GIVEN INSTRUCTION: Print the records again, character for character.

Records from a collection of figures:
__________________________________________________

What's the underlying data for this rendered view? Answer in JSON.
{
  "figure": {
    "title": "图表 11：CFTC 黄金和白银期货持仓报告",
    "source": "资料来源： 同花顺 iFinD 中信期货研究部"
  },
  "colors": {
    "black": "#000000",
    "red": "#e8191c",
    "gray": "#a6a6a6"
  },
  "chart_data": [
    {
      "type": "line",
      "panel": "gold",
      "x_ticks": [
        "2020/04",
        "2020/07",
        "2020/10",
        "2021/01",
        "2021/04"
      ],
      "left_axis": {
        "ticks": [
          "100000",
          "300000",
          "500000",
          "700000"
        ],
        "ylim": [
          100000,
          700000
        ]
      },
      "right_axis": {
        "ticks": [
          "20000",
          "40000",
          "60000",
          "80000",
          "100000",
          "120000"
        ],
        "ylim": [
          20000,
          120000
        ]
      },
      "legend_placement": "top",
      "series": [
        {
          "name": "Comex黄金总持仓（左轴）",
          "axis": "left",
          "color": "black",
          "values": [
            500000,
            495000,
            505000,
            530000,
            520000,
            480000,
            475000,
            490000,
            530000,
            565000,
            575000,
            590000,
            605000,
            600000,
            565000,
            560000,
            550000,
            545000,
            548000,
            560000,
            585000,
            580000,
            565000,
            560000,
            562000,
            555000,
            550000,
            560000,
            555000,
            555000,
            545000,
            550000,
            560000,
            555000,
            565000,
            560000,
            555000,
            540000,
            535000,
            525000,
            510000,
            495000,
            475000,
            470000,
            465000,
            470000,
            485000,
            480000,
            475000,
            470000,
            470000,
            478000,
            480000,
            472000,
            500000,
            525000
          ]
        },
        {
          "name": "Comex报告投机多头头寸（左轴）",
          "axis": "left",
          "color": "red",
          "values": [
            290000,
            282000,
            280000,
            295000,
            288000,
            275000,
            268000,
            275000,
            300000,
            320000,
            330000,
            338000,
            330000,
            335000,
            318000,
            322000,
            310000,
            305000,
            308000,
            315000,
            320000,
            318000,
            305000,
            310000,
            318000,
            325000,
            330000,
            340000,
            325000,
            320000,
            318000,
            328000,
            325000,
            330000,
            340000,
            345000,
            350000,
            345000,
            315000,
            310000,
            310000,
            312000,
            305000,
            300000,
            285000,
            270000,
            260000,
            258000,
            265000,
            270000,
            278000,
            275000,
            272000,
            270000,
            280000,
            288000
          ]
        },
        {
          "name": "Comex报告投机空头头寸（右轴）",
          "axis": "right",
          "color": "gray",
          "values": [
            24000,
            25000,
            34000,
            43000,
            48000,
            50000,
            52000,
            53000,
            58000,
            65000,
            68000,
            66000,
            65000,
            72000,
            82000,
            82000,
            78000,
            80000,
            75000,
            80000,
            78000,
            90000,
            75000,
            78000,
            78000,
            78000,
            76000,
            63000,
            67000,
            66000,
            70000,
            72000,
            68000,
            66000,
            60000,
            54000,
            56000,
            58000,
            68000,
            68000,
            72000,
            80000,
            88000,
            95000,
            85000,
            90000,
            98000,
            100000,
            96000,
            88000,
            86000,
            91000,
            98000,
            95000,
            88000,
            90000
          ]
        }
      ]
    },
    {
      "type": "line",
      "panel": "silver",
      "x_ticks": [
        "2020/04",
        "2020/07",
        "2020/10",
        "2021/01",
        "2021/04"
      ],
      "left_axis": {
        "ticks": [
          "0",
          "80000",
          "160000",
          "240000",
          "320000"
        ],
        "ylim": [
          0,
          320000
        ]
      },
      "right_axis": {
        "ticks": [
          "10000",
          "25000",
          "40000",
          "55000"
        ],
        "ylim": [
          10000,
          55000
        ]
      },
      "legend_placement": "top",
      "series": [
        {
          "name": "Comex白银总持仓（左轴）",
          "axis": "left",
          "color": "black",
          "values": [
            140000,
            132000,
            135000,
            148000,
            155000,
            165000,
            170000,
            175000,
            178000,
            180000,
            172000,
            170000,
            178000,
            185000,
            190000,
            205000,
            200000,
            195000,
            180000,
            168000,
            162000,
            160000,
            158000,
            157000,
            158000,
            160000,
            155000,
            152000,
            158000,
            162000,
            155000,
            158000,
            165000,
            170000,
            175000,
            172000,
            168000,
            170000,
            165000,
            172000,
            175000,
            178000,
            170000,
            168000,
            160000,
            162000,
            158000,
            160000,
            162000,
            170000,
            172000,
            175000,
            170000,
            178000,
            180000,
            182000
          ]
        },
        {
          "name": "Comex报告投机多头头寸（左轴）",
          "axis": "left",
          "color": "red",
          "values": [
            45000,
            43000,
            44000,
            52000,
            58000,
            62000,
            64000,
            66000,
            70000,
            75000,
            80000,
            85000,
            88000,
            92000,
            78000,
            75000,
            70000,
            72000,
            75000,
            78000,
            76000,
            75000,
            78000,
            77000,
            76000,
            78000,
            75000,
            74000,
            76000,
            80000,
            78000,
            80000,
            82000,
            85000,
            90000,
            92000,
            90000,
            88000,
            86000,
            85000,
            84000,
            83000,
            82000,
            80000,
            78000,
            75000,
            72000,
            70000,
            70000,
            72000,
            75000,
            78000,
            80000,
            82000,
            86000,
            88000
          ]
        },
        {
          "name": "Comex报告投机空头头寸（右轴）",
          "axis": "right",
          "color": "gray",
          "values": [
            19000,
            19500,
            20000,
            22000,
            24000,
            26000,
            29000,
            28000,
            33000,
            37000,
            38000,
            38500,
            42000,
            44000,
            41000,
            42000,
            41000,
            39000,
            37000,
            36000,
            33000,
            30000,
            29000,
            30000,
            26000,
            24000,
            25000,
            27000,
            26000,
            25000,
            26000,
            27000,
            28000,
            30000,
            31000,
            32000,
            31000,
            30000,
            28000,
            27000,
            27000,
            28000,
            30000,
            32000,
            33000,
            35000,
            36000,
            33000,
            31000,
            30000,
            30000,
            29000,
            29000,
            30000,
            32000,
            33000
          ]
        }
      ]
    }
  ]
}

__________________________________________________

ANSWER FOR THE TASK:
What's the underlying data for this rendered view? Answer in JSON.
{
  "figure": {
    "title": "图表 11：CFTC 黄金和白银期货持仓报告",
    "source": "资料来源： 同花顺 iFinD 中信期货研究部"
  },
  "colors": {
    "black": "#000000",
    "red": "#e8191c",
    "gray": "#a6a6a6"
  },
  "chart_data": [
    {
      "type": "line",
      "panel": "gold",
      "x_ticks": [
        "2020/04",
        "2020/07",
        "2020/10",
        "2021/01",
        "2021/04"
      ],
      "left_axis": {
        "ticks": [
          "100000",
          "300000",
          "500000",
          "700000"
        ],
        "ylim": [
          100000,
          700000
        ]
      },
      "right_axis": {
        "ticks": [
          "20000",
          "40000",
          "60000",
          "80000",
          "100000",
          "120000"
        ],
        "ylim": [
          20000,
          120000
        ]
      },
      "legend_placement": "top",
      "series": [
        {
          "name": "Comex黄金总持仓（左轴）",
          "axis": "left",
          "color": "black",
          "values": [
            500000,
            495000,
            505000,
            530000,
            520000,
            480000,
            475000,
            490000,
            530000,
            565000,
            575000,
            590000,
            605000,
            600000,
            565000,
            560000,
            550000,
            545000,
            548000,
            560000,
            585000,
            580000,
            565000,
            560000,
            562000,
            555000,
            550000,
            560000,
            555000,
            555000,
            545000,
            550000,
            560000,
            555000,
            565000,
            560000,
            555000,
            540000,
            535000,
            525000,
            510000,
            495000,
            475000,
            470000,
            465000,
            470000,
            485000,
            480000,
            475000,
            470000,
            470000,
            478000,
            480000,
            472000,
            500000,
            525000
          ]
        },
        {
          "name": "Comex报告投机多头头寸（左轴）",
          "axis": "left",
          "color": "red",
          "values": [
            290000,
            282000,
            280000,
            295000,
            288000,
            275000,
            268000,
            275000,
            300000,
            320000,
            330000,
            338000,
            330000,
            335000,
            318000,
            322000,
            310000,
            305000,
            308000,
            315000,
            320000,
            318000,
            305000,
            310000,
            318000,
            325000,
            330000,
            340000,
            325000,
            320000,
            318000,
            328000,
            325000,
            330000,
            340000,
            345000,
            350000,
            345000,
            315000,
            310000,
            310000,
            312000,
            305000,
            300000,
            285000,
            270000,
            260000,
            258000,
            265000,
            270000,
            278000,
            275000,
            272000,
            270000,
            280000,
            288000
          ]
        },
        {
          "name": "Comex报告投机空头头寸（右轴）",
          "axis": "right",
          "color": "gray",
          "values": [
            24000,
            25000,
            34000,
            43000,
            48000,
            50000,
            52000,
            53000,
            58000,
            65000,
            68000,
            66000,
            65000,
            72000,
            82000,
            82000,
            78000,
            80000,
            75000,
            80000,
            78000,
            90000,
            75000,
            78000,
            78000,
            78000,
            76000,
            63000,
            67000,
            66000,
            70000,
            72000,
            68000,
            66000,
            60000,
            54000,
            56000,
            58000,
            68000,
            68000,
            72000,
            80000,
            88000,
            95000,
            85000,
            90000,
            98000,
            100000,
            96000,
            88000,
            86000,
            91000,
            98000,
            95000,
            88000,
            90000
          ]
        }
      ]
    },
    {
      "type": "line",
      "panel": "silver",
      "x_ticks": [
        "2020/04",
        "2020/07",
        "2020/10",
        "2021/01",
        "2021/04"
      ],
      "left_axis": {
        "ticks": [
          "0",
          "80000",
          "160000",
          "240000",
          "320000"
        ],
        "ylim": [
          0,
          320000
        ]
      },
      "right_axis": {
        "ticks": [
          "10000",
          "25000",
          "40000",
          "55000"
        ],
        "ylim": [
          10000,
          55000
        ]
      },
      "legend_placement": "top",
      "series": [
        {
          "name": "Comex白银总持仓（左轴）",
          "axis": "left",
          "color": "black",
          "values": [
            140000,
            132000,
            135000,
            148000,
            155000,
            165000,
            170000,
            175000,
            178000,
            180000,
            172000,
            170000,
            178000,
            185000,
            190000,
            205000,
            200000,
            195000,
            180000,
            168000,
            162000,
            160000,
            158000,
            157000,
            158000,
            160000,
            155000,
            152000,
            158000,
            162000,
            155000,
            158000,
            165000,
            170000,
            175000,
            172000,
            168000,
            170000,
            165000,
            172000,
            175000,
            178000,
            170000,
            168000,
            160000,
            162000,
            158000,
            160000,
            162000,
            170000,
            172000,
            175000,
            170000,
            178000,
            180000,
            182000
          ]
        },
        {
          "name": "Comex报告投机多头头寸（左轴）",
          "axis": "left",
          "color": "red",
          "values": [
            45000,
            43000,
            44000,
            52000,
            58000,
            62000,
            64000,
            66000,
            70000,
            75000,
            80000,
            85000,
            88000,
            92000,
            78000,
            75000,
            70000,
            72000,
            75000,
            78000,
            76000,
            75000,
            78000,
            77000,
            76000,
            78000,
            75000,
            74000,
            76000,
            80000,
            78000,
            80000,
            82000,
            85000,
            90000,
            92000,
            90000,
            88000,
            86000,
            85000,
            84000,
            83000,
            82000,
            80000,
            78000,
            75000,
            72000,
            70000,
            70000,
            72000,
            75000,
            78000,
            80000,
            82000,
            86000,
            88000
          ]
        },
        {
          "name": "Comex报告投机空头头寸（右轴）",
          "axis": "right",
          "color": "gray",
          "values": [
            19000,
            19500,
            20000,
            22000,
            24000,
            26000,
            29000,
            28000,
            33000,
            37000,
            38000,
            38500,
            42000,
            44000,
            41000,
            42000,
            41000,
            39000,
            37000,
            36000,
            33000,
            30000,
            29000,
            30000,
            26000,
            24000,
            25000,
            27000,
            26000,
            25000,
            26000,
            27000,
            28000,
            30000,
            31000,
            32000,
            31000,
            30000,
            28000,
            27000,
            27000,
            28000,
            30000,
            32000,
            33000,
            35000,
            36000,
            33000,
            31000,
            30000,
            30000,
            29000,
            29000,
            30000,
            32000,
            33000
          ]
        }
      ]
    }
  ]
}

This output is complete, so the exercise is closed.